Return every line of the records below word for word, but leave out the pictures.

════

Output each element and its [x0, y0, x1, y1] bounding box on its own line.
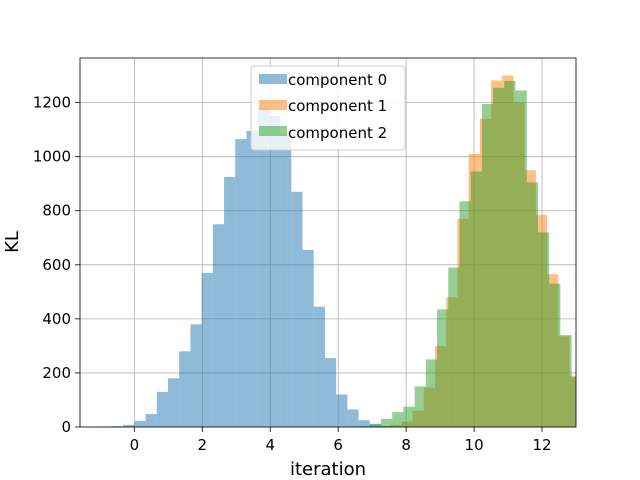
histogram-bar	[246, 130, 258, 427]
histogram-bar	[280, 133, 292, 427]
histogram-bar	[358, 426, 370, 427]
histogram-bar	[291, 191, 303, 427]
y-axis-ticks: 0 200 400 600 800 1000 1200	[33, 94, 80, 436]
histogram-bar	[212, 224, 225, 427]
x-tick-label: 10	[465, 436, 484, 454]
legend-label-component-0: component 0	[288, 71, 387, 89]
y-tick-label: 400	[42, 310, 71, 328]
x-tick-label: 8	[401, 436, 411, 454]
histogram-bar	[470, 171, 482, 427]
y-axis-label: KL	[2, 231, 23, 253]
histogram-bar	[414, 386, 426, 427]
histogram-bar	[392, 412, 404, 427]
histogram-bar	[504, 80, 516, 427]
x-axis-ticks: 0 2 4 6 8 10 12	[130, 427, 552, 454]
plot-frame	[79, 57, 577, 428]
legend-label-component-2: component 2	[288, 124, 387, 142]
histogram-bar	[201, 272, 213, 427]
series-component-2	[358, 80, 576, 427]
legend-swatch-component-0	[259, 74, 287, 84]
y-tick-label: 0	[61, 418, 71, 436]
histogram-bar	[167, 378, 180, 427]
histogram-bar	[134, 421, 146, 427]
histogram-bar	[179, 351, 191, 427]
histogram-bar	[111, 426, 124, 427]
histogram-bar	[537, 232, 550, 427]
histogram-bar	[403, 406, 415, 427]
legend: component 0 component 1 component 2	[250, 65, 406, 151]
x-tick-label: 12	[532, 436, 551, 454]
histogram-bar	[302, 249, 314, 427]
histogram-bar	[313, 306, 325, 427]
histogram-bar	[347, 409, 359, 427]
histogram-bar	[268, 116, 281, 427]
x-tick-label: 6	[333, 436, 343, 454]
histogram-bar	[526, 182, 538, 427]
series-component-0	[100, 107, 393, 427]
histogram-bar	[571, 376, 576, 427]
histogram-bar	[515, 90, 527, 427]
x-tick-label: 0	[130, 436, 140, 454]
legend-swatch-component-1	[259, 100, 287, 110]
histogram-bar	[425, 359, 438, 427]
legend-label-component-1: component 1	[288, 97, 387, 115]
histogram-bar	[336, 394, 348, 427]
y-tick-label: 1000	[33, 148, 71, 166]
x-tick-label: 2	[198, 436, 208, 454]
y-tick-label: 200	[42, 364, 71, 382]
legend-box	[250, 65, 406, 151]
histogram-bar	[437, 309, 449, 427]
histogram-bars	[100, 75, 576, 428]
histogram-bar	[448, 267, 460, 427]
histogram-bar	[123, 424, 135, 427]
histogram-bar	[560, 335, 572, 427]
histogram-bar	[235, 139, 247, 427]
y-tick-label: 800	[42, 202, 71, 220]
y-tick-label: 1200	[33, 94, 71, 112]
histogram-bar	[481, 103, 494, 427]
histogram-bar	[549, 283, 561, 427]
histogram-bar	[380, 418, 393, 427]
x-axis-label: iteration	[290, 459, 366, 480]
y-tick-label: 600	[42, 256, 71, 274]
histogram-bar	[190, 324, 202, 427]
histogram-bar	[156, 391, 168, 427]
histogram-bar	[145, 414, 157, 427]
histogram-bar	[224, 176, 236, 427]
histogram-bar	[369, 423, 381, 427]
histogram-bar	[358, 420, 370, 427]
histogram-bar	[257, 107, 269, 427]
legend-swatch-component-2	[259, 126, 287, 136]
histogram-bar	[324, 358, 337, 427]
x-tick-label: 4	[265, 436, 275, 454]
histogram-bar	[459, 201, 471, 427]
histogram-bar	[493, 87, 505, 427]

════

→ Expected answer:
Output each element and its [x0, y0, x1, y1] bounding box on its own line.
histogram-bar	[246, 130, 258, 427]
histogram-bar	[280, 133, 292, 427]
histogram-bar	[358, 426, 370, 427]
histogram-bar	[291, 191, 303, 427]
y-axis-ticks: 0 200 400 600 800 1000 1200	[33, 94, 80, 436]
histogram-bar	[212, 224, 225, 427]
x-tick-label: 10	[465, 436, 484, 454]
legend-label-component-0: component 0	[288, 71, 387, 89]
y-tick-label: 400	[42, 310, 71, 328]
x-tick-label: 8	[401, 436, 411, 454]
histogram-bar	[470, 171, 482, 427]
y-axis-label: KL	[2, 231, 23, 253]
histogram-bar	[414, 386, 426, 427]
histogram-bar	[392, 412, 404, 427]
histogram-bar	[504, 80, 516, 427]
x-axis-ticks: 0 2 4 6 8 10 12	[130, 427, 552, 454]
plot-frame	[79, 57, 577, 428]
legend-label-component-2: component 2	[288, 124, 387, 142]
histogram-bar	[201, 272, 213, 427]
series-component-2	[358, 80, 576, 427]
legend-swatch-component-0	[259, 74, 287, 84]
y-tick-label: 0	[61, 418, 71, 436]
histogram-bar	[167, 378, 180, 427]
histogram-bar	[134, 421, 146, 427]
histogram-bar	[179, 351, 191, 427]
histogram-bar	[111, 426, 124, 427]
histogram-bar	[537, 232, 550, 427]
histogram-bar	[403, 406, 415, 427]
legend: component 0 component 1 component 2	[250, 65, 406, 151]
x-tick-label: 12	[532, 436, 551, 454]
histogram-bar	[302, 249, 314, 427]
histogram-bar	[313, 306, 325, 427]
histogram-bar	[347, 409, 359, 427]
histogram-bar	[268, 116, 281, 427]
x-tick-label: 6	[333, 436, 343, 454]
histogram-bar	[526, 182, 538, 427]
series-component-0	[100, 107, 393, 427]
histogram-bar	[571, 376, 576, 427]
histogram-bar	[515, 90, 527, 427]
x-tick-label: 0	[130, 436, 140, 454]
legend-swatch-component-1	[259, 100, 287, 110]
histogram-bar	[425, 359, 438, 427]
legend-label-component-1: component 1	[288, 97, 387, 115]
histogram-bar	[336, 394, 348, 427]
y-tick-label: 1000	[33, 148, 71, 166]
x-tick-label: 2	[198, 436, 208, 454]
y-tick-label: 200	[42, 364, 71, 382]
legend-box	[250, 65, 406, 151]
histogram-bar	[437, 309, 449, 427]
histogram-bars	[100, 75, 576, 428]
histogram-bar	[448, 267, 460, 427]
histogram-bar	[123, 424, 135, 427]
histogram-bar	[560, 335, 572, 427]
histogram-bar	[235, 139, 247, 427]
y-tick-label: 800	[42, 202, 71, 220]
y-tick-label: 1200	[33, 94, 71, 112]
histogram-bar	[481, 103, 494, 427]
histogram-bar	[549, 283, 561, 427]
histogram-bar	[380, 418, 393, 427]
x-axis-label: iteration	[290, 459, 366, 480]
y-tick-label: 600	[42, 256, 71, 274]
histogram-bar	[190, 324, 202, 427]
histogram-bar	[156, 391, 168, 427]
histogram-bar	[145, 414, 157, 427]
histogram-bar	[224, 176, 236, 427]
histogram-bar	[369, 423, 381, 427]
histogram-bar	[358, 420, 370, 427]
histogram-bar	[257, 107, 269, 427]
legend-swatch-component-2	[259, 126, 287, 136]
histogram-bar	[324, 358, 337, 427]
x-tick-label: 4	[265, 436, 275, 454]
histogram-bar	[459, 201, 471, 427]
histogram-bar	[493, 87, 505, 427]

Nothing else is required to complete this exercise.